Task directions: Copy each line of the entries that contains the word "public".

Task input:
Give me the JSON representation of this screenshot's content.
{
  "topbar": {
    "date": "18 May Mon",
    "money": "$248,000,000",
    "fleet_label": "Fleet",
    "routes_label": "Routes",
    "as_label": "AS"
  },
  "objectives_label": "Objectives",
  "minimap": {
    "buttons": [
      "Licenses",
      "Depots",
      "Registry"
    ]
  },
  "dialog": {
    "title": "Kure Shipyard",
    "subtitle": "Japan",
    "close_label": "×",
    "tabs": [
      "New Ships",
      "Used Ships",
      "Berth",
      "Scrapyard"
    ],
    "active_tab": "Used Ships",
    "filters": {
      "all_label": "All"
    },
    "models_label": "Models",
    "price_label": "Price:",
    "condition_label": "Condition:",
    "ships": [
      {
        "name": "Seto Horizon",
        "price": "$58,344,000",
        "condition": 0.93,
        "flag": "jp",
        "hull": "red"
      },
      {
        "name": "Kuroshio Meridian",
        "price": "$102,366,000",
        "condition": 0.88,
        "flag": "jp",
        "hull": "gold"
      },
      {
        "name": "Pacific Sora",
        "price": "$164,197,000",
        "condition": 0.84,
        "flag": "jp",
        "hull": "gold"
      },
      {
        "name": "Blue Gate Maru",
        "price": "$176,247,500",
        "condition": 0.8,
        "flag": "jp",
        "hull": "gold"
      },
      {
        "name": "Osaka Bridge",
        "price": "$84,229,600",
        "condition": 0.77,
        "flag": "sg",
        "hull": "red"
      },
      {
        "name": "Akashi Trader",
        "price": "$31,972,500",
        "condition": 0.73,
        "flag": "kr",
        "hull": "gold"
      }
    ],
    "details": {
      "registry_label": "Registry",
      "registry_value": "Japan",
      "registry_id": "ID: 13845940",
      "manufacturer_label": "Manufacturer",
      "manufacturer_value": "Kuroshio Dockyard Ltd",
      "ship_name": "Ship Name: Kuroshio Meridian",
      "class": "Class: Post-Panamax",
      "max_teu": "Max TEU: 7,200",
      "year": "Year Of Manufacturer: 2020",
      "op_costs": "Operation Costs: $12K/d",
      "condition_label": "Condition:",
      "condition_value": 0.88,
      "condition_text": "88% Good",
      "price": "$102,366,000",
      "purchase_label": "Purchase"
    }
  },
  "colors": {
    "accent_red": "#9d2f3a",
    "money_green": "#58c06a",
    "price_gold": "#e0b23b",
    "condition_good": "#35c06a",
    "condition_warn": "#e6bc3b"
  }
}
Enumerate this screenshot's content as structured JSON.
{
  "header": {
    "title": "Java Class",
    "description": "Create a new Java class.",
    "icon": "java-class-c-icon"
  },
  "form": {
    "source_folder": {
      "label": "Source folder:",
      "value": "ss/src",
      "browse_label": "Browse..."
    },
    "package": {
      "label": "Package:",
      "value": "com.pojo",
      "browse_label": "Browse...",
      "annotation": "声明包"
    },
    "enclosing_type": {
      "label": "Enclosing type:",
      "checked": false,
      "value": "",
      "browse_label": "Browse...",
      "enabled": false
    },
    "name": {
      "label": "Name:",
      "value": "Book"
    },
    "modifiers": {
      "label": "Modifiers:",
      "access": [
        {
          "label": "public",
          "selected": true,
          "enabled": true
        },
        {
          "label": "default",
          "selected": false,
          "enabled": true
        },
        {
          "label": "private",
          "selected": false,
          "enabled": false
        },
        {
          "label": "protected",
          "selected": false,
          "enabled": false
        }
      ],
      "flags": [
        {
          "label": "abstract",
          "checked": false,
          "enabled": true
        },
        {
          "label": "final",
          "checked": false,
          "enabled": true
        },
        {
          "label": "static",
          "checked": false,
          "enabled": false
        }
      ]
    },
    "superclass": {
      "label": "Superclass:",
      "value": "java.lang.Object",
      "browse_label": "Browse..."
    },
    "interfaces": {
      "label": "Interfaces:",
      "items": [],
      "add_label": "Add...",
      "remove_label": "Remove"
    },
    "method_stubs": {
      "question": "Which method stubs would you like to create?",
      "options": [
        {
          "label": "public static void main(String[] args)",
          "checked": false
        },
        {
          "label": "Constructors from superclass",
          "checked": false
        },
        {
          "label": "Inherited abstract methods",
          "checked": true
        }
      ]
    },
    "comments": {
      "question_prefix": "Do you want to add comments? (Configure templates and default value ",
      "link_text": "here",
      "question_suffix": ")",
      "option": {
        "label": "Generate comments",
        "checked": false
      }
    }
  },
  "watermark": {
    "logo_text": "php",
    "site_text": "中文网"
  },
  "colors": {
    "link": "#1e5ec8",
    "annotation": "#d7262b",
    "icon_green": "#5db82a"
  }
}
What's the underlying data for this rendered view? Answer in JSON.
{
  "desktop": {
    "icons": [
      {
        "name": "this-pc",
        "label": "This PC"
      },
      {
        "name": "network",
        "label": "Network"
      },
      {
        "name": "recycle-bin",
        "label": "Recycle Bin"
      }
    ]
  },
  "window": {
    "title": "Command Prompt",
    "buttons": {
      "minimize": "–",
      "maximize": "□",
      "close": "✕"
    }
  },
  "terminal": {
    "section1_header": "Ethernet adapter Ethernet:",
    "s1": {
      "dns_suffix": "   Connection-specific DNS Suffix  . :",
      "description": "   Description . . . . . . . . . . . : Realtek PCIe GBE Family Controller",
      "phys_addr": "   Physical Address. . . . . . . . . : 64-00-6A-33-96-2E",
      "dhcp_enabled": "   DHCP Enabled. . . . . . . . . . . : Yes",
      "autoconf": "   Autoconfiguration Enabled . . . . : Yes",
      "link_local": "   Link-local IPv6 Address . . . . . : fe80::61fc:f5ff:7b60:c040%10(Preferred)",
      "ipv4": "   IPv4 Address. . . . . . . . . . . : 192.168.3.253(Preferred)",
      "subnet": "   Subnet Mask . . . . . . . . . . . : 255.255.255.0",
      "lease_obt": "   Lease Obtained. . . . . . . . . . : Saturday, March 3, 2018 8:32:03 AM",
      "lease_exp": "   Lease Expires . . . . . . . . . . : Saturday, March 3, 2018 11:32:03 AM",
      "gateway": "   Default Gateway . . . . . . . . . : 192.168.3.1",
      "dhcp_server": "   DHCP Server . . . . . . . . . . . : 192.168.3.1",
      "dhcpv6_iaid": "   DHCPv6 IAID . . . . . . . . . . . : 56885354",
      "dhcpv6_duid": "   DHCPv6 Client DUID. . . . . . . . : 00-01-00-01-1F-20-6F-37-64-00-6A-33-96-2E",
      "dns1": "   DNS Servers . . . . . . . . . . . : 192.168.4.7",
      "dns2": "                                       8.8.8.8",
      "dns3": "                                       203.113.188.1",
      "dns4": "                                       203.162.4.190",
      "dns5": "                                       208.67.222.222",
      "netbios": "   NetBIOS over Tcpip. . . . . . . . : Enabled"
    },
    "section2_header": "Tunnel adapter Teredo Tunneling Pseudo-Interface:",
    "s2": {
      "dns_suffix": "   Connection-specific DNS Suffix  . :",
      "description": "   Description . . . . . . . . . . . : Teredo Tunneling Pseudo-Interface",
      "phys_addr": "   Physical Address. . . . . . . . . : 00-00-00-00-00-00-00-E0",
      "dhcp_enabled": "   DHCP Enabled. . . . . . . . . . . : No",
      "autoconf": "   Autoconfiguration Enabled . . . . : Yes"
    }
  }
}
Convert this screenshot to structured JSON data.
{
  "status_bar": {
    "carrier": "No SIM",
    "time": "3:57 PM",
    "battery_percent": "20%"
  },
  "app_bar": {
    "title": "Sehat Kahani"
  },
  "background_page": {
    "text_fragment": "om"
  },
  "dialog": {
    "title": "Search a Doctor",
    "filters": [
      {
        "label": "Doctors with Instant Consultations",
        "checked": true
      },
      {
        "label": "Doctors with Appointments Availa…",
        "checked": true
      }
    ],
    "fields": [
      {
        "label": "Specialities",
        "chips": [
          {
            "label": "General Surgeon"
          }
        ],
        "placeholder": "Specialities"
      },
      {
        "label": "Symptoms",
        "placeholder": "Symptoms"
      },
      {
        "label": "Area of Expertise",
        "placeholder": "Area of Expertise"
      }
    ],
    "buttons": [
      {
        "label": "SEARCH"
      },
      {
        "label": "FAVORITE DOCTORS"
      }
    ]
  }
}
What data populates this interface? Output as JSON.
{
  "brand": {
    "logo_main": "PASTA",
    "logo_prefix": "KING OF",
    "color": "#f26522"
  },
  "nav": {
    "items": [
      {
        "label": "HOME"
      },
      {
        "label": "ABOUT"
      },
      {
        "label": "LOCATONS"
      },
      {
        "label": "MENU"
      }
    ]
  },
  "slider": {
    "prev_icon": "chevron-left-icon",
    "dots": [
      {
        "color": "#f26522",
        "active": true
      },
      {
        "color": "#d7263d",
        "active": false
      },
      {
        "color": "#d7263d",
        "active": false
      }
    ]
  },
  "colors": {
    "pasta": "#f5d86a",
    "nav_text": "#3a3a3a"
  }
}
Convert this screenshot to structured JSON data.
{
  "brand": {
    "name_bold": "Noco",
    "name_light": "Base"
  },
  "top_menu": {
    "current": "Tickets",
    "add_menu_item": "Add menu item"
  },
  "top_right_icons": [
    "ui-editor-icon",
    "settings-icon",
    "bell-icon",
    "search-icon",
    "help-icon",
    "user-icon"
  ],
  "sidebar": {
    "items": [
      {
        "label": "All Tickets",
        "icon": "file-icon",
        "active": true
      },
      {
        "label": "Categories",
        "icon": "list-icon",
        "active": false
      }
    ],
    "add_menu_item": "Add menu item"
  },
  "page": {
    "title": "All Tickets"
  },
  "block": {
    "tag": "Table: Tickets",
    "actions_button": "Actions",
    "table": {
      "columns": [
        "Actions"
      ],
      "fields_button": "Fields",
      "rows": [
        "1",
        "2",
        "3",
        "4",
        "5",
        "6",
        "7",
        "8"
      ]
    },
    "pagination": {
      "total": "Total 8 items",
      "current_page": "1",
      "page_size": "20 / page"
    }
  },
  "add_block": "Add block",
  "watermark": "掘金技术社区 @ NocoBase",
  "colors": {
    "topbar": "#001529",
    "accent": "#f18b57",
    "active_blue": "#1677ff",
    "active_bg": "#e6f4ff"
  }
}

Response to the exercise:
          "label": "public",
          "label": "public static void main(String[] args)",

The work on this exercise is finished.